### What you should do
Count how many lines hold the string "如图所示". Answer with that number and nothing more.

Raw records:
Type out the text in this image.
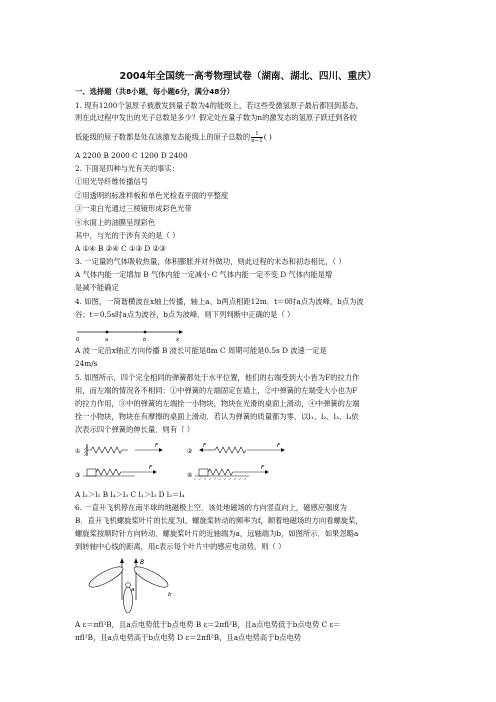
2004年全国统一高考物理试卷（湖南、湖北、四川、重庆）
一、选择题（共8小题，每小题6分，满分48分）
1. 现有1200个氢原子被激发到量子数为4的能级上，若这些受激氢原子最后都回到基态，
则在此过程中发出的光子总数是多少？假定处在量子数为n的激发态的氢原子跃迁到各较
低能级的原子数都是处在该激发态能级上的原子总数的 $\frac{1}{n-1}$ ( )
A 2200 B 2000 C 1200 D 2400
2. 下面是四种与光有关的事实：
①用光导纤维传播信号
②用透明的标准样板和单色光检查平面的平整度
③一束白光通过三棱镜形成彩色光带
④水面上的油膜呈现彩色
其中，与光的干涉有关的是（ ）
A ①④ B ②④ C ①③ D ②③
3. 一定量的气体吸收热量，体积膨胀并对外做功，则此过程的末态和初态相比，（ ）
A 气体内能一定增加 B 气体内能一定减小 C 气体内能一定不变 D 气体内能是增
是减不能确定
4. 如图，一简谐横波在x轴上传播，轴上a、b两点相距12m．t＝0时a点为波峰，b点为波
谷；t＝0.5s时a点为波谷，b点为波峰．则下列判断中正确的是（ ）
0	a	b	x
A 波一定沿x轴正方向传播 B 波长可能是8m C 周期可能是0.5s D 波速一定是
24m/s
5. 如图所示，四个完全相同的弹簧都处于水平位置，他们的右端受到大小皆为F的拉力作
用，而左端的情况各不相同：①中弹簧的左端固定在墙上，②中弹簧的左端受大小也为F
的拉力作用，③中的弹簧的左端拴一小物块，物块在光滑的桌面上滑动，④中弹簧的左端
拴一小物块，物块在有摩擦的桌面上滑动．若认为弹簧的质量都为零，以l₁、l₂、l₃、l₄依
次表示四个弹簧的伸长量．则有（ ）
①
F
②
F	F
③
F
④
F
A l₂＞l₁ B l₄＞l₃ C l₁＞l₃ D l₂＝l₄
6. 一直升飞机停在南半球的地磁极上空．该处地磁场的方向竖直向上，磁感应强度为
B．直升飞机螺旋桨叶片的长度为l，螺旋桨转动的频率为f，顺着地磁场的方向看螺旋桨，
螺旋桨按顺时针方向转动．螺旋桨叶片的近轴端为a，远轴端为b，如图所示．如果忽略a
到转轴中心线的距离，用ε表示每个叶片中的感应电动势，则（ ）
B
a
b
A ε＝πfl²B，且a点电势低于b点电势 B ε＝2πfl²B，且a点电势低于b点电势 C ε＝
πfl²B，且a点电势高于b点电势 D ε＝2πfl²B，且a点电势高于b点电势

### Expected answer
2